* _DIRECTIONS_: Return, word for word, every line that follows.

* _AVAILABLE DATA_:

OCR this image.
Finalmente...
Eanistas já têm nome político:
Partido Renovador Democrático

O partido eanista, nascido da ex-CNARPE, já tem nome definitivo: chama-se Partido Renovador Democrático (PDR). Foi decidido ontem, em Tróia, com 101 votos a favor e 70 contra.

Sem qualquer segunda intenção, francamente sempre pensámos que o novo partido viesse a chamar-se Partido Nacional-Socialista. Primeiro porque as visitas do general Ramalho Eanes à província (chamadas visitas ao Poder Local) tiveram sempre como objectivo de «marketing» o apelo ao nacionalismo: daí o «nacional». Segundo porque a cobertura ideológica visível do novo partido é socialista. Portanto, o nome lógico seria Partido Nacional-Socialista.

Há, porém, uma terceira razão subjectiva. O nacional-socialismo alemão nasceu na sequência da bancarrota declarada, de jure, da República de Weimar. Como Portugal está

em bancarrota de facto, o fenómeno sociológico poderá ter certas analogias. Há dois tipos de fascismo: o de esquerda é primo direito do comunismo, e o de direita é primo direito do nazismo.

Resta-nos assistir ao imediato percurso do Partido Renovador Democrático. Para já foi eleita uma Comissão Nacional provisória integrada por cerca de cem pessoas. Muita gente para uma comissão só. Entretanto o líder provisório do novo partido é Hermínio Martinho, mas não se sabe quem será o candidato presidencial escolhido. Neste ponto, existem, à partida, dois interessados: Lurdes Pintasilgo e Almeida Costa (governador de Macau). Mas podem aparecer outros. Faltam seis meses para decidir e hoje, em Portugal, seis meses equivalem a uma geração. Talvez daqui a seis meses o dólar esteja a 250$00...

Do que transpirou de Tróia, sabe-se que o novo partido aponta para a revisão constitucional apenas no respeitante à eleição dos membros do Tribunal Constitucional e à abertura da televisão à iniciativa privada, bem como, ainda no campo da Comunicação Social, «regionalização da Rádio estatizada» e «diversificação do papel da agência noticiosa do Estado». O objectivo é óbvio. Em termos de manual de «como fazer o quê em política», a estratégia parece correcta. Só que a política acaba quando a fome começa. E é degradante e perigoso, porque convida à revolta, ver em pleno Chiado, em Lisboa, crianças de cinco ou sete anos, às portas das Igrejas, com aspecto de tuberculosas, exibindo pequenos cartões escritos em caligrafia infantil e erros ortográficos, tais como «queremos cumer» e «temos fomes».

* _RESPONSE_:
OCR this image.
Finalmente...
Eanistas já têm nome político:
Partido Renovador Democrático

O partido eanista, nascido da ex-CNARPE, já tem nome definitivo: chama-se Partido Renovador Democrático (PDR). Foi decidido ontem, em Tróia, com 101 votos a favor e 70 contra.

Sem qualquer segunda intenção, francamente sempre pensámos que o novo partido viesse a chamar-se Partido Nacional-Socialista. Primeiro porque as visitas do general Ramalho Eanes à província (chamadas visitas ao Poder Local) tiveram sempre como objectivo de «marketing» o apelo ao nacionalismo: daí o «nacional». Segundo porque a cobertura ideológica visível do novo partido é socialista. Portanto, o nome lógico seria Partido Nacional-Socialista.

Há, porém, uma terceira razão subjectiva. O nacional-socialismo alemão nasceu na sequência da bancarrota declarada, de jure, da República de Weimar. Como Portugal está

em bancarrota de facto, o fenómeno sociológico poderá ter certas analogias. Há dois tipos de fascismo: o de esquerda é primo direito do comunismo, e o de direita é primo direito do nazismo.

Resta-nos assistir ao imediato percurso do Partido Renovador Democrático. Para já foi eleita uma Comissão Nacional provisória integrada por cerca de cem pessoas. Muita gente para uma comissão só. Entretanto o líder provisório do novo partido é Hermínio Martinho, mas não se sabe quem será o candidato presidencial escolhido. Neste ponto, existem, à partida, dois interessados: Lurdes Pintasilgo e Almeida Costa (governador de Macau). Mas podem aparecer outros. Faltam seis meses para decidir e hoje, em Portugal, seis meses equivalem a uma geração. Talvez daqui a seis meses o dólar esteja a 250$00...

Do que transpirou de Tróia, sabe-se que o novo partido aponta para a revisão constitucional apenas no respeitante à eleição dos membros do Tribunal Constitucional e à abertura da televisão à iniciativa privada, bem como, ainda no campo da Comunicação Social, «regionalização da Rádio estatizada» e «diversificação do papel da agência noticiosa do Estado». O objectivo é óbvio. Em termos de manual de «como fazer o quê em política», a estratégia parece correcta. Só que a política acaba quando a fome começa. E é degradante e perigoso, porque convida à revolta, ver em pleno Chiado, em Lisboa, crianças de cinco ou sete anos, às portas das Igrejas, com aspecto de tuberculosas, exibindo pequenos cartões escritos em caligrafia infantil e erros ortográficos, tais como «queremos cumer» e «temos fomes».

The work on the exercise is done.